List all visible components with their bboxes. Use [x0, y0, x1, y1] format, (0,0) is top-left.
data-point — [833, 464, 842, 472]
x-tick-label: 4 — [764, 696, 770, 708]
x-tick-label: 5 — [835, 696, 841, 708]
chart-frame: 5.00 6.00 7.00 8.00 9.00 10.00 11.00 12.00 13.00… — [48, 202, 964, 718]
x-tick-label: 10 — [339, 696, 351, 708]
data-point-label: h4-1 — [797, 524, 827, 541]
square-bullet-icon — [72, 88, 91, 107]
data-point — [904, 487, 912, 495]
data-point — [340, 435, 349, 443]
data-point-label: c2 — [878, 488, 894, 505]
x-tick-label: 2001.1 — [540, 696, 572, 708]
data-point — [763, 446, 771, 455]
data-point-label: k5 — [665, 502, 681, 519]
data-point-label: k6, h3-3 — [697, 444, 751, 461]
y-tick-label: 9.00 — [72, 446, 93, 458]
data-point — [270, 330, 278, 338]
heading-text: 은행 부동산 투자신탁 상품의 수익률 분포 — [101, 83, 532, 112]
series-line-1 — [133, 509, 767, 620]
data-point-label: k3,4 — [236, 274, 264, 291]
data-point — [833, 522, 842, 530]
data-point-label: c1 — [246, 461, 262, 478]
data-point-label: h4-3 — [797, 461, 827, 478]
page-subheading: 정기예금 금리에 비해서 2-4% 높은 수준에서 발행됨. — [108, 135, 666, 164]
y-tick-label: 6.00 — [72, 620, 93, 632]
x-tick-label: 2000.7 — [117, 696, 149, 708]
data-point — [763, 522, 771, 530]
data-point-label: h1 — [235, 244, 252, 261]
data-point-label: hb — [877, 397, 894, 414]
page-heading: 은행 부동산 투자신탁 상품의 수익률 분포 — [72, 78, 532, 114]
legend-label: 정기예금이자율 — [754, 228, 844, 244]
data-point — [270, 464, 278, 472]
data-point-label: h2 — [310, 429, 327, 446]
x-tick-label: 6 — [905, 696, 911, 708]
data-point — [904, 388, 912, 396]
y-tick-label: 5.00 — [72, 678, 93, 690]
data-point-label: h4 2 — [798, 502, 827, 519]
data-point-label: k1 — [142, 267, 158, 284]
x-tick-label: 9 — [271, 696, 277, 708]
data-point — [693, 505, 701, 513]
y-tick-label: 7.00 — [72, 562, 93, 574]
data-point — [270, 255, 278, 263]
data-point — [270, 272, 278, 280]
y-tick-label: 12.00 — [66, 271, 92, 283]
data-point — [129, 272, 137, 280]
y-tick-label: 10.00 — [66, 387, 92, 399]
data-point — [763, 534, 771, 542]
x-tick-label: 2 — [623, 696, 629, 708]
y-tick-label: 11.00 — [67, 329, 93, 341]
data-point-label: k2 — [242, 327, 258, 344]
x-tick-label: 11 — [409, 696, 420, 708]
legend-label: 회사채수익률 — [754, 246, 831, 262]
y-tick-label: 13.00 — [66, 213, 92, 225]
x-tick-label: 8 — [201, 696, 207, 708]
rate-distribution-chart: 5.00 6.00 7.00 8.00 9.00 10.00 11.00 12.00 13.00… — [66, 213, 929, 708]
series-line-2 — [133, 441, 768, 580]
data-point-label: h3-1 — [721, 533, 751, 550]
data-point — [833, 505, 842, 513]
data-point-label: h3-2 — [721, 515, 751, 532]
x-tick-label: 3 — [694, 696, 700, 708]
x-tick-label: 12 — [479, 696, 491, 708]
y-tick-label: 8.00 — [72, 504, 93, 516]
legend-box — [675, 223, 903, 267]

══════════

Return each line of the items above verbatim, with nothing changed, added, or omitted.

List all visible components with their bboxes. Use [x0, y0, x1, y1] format, (0,0) is top-left.
data-point — [833, 464, 842, 472]
x-tick-label: 4 — [764, 696, 770, 708]
x-tick-label: 5 — [835, 696, 841, 708]
chart-frame: 5.00 6.00 7.00 8.00 9.00 10.00 11.00 12.00 13.00… — [48, 202, 964, 718]
x-tick-label: 10 — [339, 696, 351, 708]
data-point-label: h4-1 — [797, 524, 827, 541]
square-bullet-icon — [72, 88, 91, 107]
data-point — [904, 487, 912, 495]
data-point — [340, 435, 349, 443]
data-point-label: c2 — [878, 488, 894, 505]
x-tick-label: 2001.1 — [540, 696, 572, 708]
data-point — [763, 446, 771, 455]
data-point-label: k5 — [665, 502, 681, 519]
data-point-label: k6, h3-3 — [697, 444, 751, 461]
y-tick-label: 9.00 — [72, 446, 93, 458]
data-point — [270, 330, 278, 338]
heading-text: 은행 부동산 투자신탁 상품의 수익률 분포 — [101, 83, 532, 112]
series-line-1 — [133, 509, 767, 620]
data-point-label: k3,4 — [236, 274, 264, 291]
data-point — [833, 522, 842, 530]
data-point-label: c1 — [246, 461, 262, 478]
data-point-label: h4-3 — [797, 461, 827, 478]
page-subheading: 정기예금 금리에 비해서 2-4% 높은 수준에서 발행됨. — [108, 135, 666, 164]
y-tick-label: 6.00 — [72, 620, 93, 632]
x-tick-label: 2000.7 — [117, 696, 149, 708]
data-point — [763, 522, 771, 530]
data-point-label: h1 — [235, 244, 252, 261]
data-point-label: hb — [877, 397, 894, 414]
page-heading: 은행 부동산 투자신탁 상품의 수익률 분포 — [72, 78, 532, 114]
legend-label: 정기예금이자율 — [754, 228, 844, 244]
data-point — [270, 464, 278, 472]
data-point-label: h2 — [310, 429, 327, 446]
x-tick-label: 6 — [905, 696, 911, 708]
data-point — [904, 388, 912, 396]
y-tick-label: 5.00 — [72, 678, 93, 690]
data-point-label: h4 2 — [798, 502, 827, 519]
data-point-label: k1 — [142, 267, 158, 284]
x-tick-label: 9 — [271, 696, 277, 708]
data-point — [693, 505, 701, 513]
y-tick-label: 7.00 — [72, 562, 93, 574]
data-point — [270, 255, 278, 263]
data-point — [270, 272, 278, 280]
y-tick-label: 12.00 — [66, 271, 92, 283]
data-point — [129, 272, 137, 280]
y-tick-label: 10.00 — [66, 387, 92, 399]
data-point — [763, 534, 771, 542]
x-tick-label: 2 — [623, 696, 629, 708]
y-tick-label: 11.00 — [67, 329, 93, 341]
data-point-label: k2 — [242, 327, 258, 344]
x-tick-label: 11 — [409, 696, 420, 708]
legend-label: 회사채수익률 — [754, 246, 831, 262]
y-tick-label: 13.00 — [66, 213, 92, 225]
x-tick-label: 8 — [201, 696, 207, 708]
rate-distribution-chart: 5.00 6.00 7.00 8.00 9.00 10.00 11.00 12.00 13.00… — [66, 213, 929, 708]
series-line-2 — [133, 441, 768, 580]
data-point-label: h3-1 — [721, 533, 751, 550]
data-point — [833, 505, 842, 513]
data-point-label: h3-2 — [721, 515, 751, 532]
x-tick-label: 3 — [694, 696, 700, 708]
x-tick-label: 12 — [479, 696, 491, 708]
y-tick-label: 8.00 — [72, 504, 93, 516]
legend-box — [675, 223, 903, 267]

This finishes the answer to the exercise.